Your goal => Check every line of the entries for "this", and copy the lines that hold it.

** BEGIN Dataset records **

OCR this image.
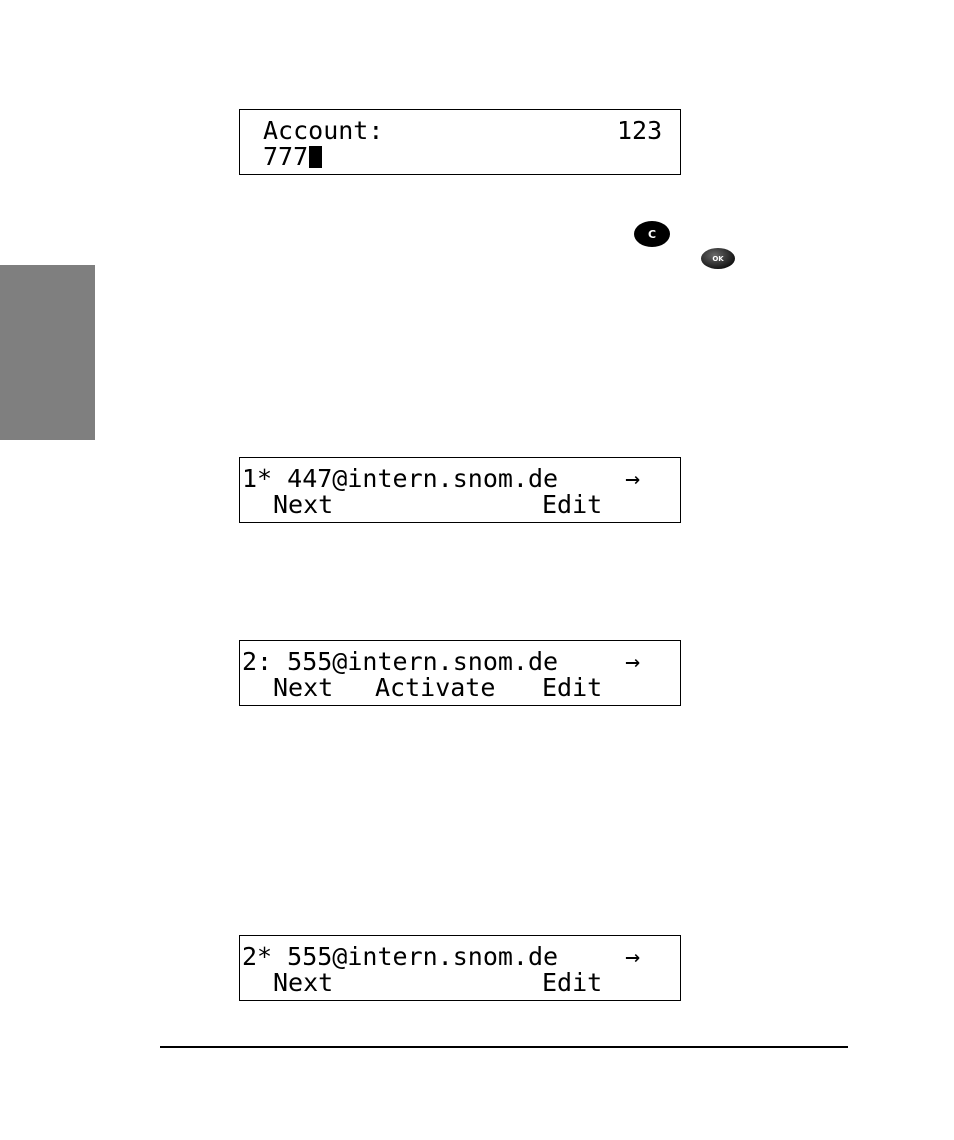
Account:

	123

777

C
OK

1* 447@intern.snom.de

	→

Next

	Edit

2: 555@intern.snom.de

	→

Next

Activate

Edit

2* 555@intern.snom.de

	→

Next

	Edit
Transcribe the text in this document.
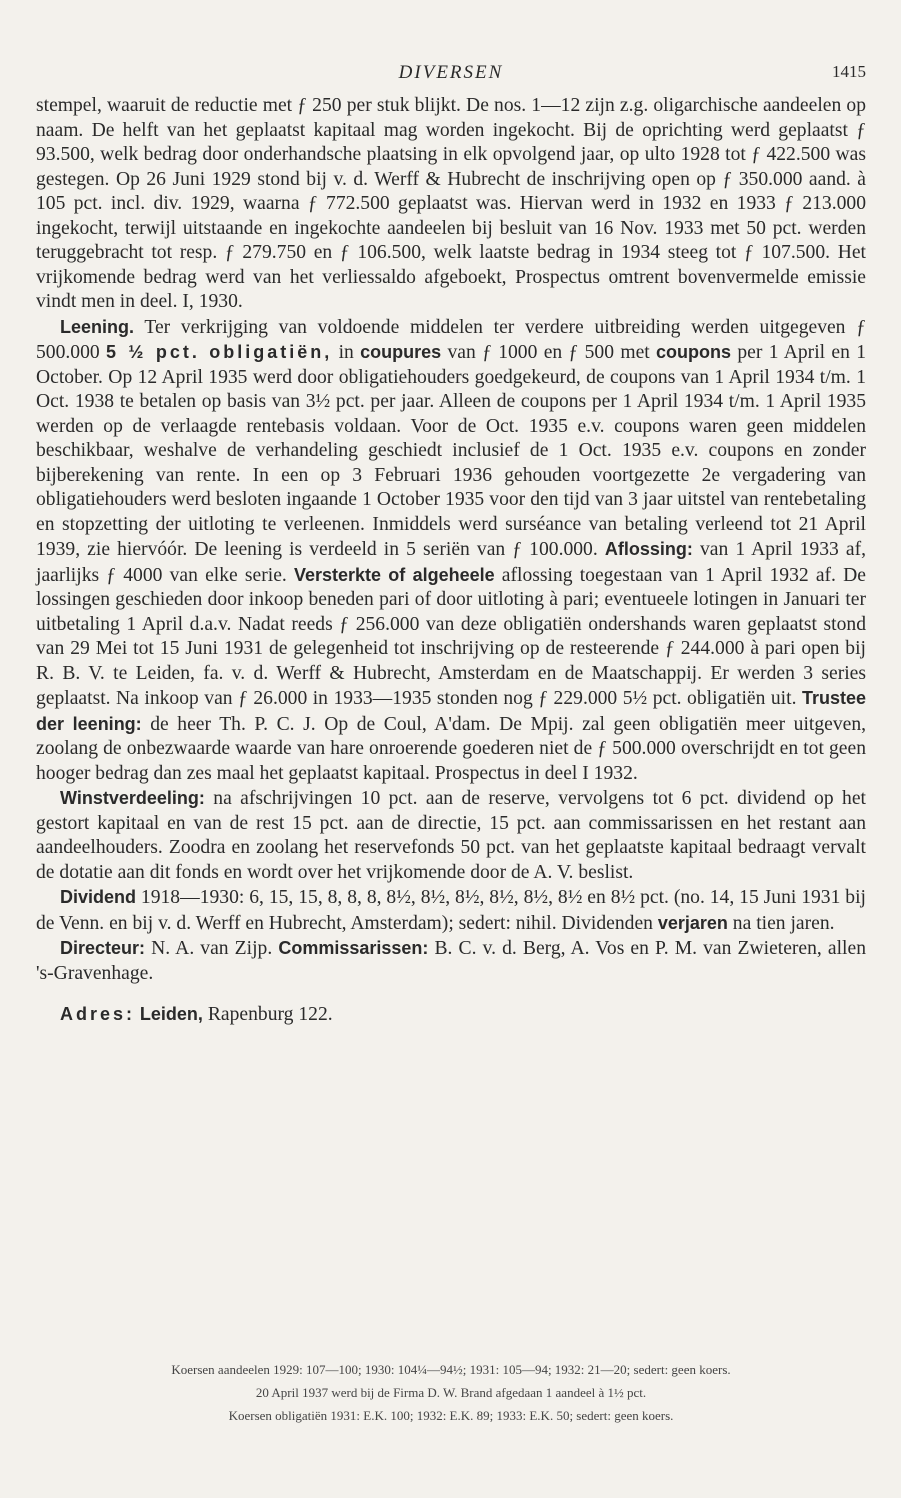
DIVERSEN	1415

stempel, waaruit de reductie met ƒ 250 per stuk blijkt. De nos. 1—12 zijn z.g. oligarchische aandeelen op naam. De helft van het geplaatst kapitaal mag worden ingekocht. Bij de oprichting werd geplaatst ƒ 93.500, welk bedrag door onderhandsche plaatsing in elk opvolgend jaar, op ulto 1928 tot ƒ 422.500 was gestegen. Op 26 Juni 1929 stond bij v. d. Werff & Hubrecht de inschrijving open op ƒ 350.000 aand. à 105 pct. incl. div. 1929, waarna ƒ 772.500 geplaatst was. Hiervan werd in 1932 en 1933 ƒ 213.000 ingekocht, terwijl uitstaande en ingekochte aandeelen bij besluit van 16 Nov. 1933 met 50 pct. werden teruggebracht tot resp. ƒ 279.750 en ƒ 106.500, welk laatste bedrag in 1934 steeg tot ƒ 107.500. Het vrijkomende bedrag werd van het verliessaldo afgeboekt, Prospectus omtrent bovenvermelde emissie vindt men in deel. I, 1930.

Leening. Ter verkrijging van voldoende middelen ter verdere uitbreiding werden uitgegeven ƒ 500.000 5 ½ pct. obligatiën, in coupures van ƒ 1000 en ƒ 500 met coupons per 1 April en 1 October. Op 12 April 1935 werd door obligatiehouders goedgekeurd, de coupons van 1 April 1934 t/m. 1 Oct. 1938 te betalen op basis van 3½ pct. per jaar. Alleen de coupons per 1 April 1934 t/m. 1 April 1935 werden op de verlaagde rentebasis voldaan. Voor de Oct. 1935 e.v. coupons waren geen middelen beschikbaar, weshalve de verhandeling geschiedt inclusief de 1 Oct. 1935 e.v. coupons en zonder bijberekening van rente. In een op 3 Februari 1936 gehouden voortgezette 2e vergadering van obligatiehouders werd besloten ingaande 1 October 1935 voor den tijd van 3 jaar uitstel van rentebetaling en stopzetting der uitloting te verleenen. Inmiddels werd surséance van betaling verleend tot 21 April 1939, zie hiervóór. De leening is verdeeld in 5 seriën van ƒ 100.000. Aflossing: van 1 April 1933 af, jaarlijks ƒ 4000 van elke serie. Versterkte of algeheele aflossing toegestaan van 1 April 1932 af. De lossingen geschieden door inkoop beneden pari of door uitloting à pari; eventueele lotingen in Januari ter uitbetaling 1 April d.a.v. Nadat reeds ƒ 256.000 van deze obligatiën ondershands waren geplaatst stond van 29 Mei tot 15 Juni 1931 de gelegenheid tot inschrijving op de resteerende ƒ 244.000 à pari open bij R. B. V. te Leiden, fa. v. d. Werff & Hubrecht, Amsterdam en de Maatschappij. Er werden 3 series geplaatst. Na inkoop van ƒ 26.000 in 1933—1935 stonden nog ƒ 229.000 5½ pct. obligatiën uit. Trustee der leening: de heer Th. P. C. J. Op de Coul, A'dam. De Mpij. zal geen obligatiën meer uitgeven, zoolang de onbezwaarde waarde van hare onroerende goederen niet de ƒ 500.000 overschrijdt en tot geen hooger bedrag dan zes maal het geplaatst kapitaal. Prospectus in deel I 1932.

Winstverdeeling: na afschrijvingen 10 pct. aan de reserve, vervolgens tot 6 pct. dividend op het gestort kapitaal en van de rest 15 pct. aan de directie, 15 pct. aan commissarissen en het restant aan aandeelhouders. Zoodra en zoolang het reservefonds 50 pct. van het geplaatste kapitaal bedraagt vervalt de dotatie aan dit fonds en wordt over het vrijkomende door de A. V. beslist.

Dividend 1918—1930: 6, 15, 15, 8, 8, 8, 8½, 8½, 8½, 8½, 8½, 8½ en 8½ pct. (no. 14, 15 Juni 1931 bij de Venn. en bij v. d. Werff en Hubrecht, Amsterdam); sedert: nihil. Dividenden verjaren na tien jaren.

Directeur: N. A. van Zijp. Commissarissen: B. C. v. d. Berg, A. Vos en P. M. van Zwieteren, allen 's-Gravenhage.

Adres: Leiden, Rapenburg 122.

Koersen aandeelen 1929: 107—100; 1930: 104¼—94½; 1931: 105—94; 1932: 21—20; sedert: geen koers.
20 April 1937 werd bij de Firma D. W. Brand afgedaan 1 aandeel à 1½ pct.
Koersen obligatiën 1931: E.K. 100; 1932: E.K. 89; 1933: E.K. 50; sedert: geen koers.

** END Dataset records **

Output =>
OCR this image.
Transcribe the text in this document.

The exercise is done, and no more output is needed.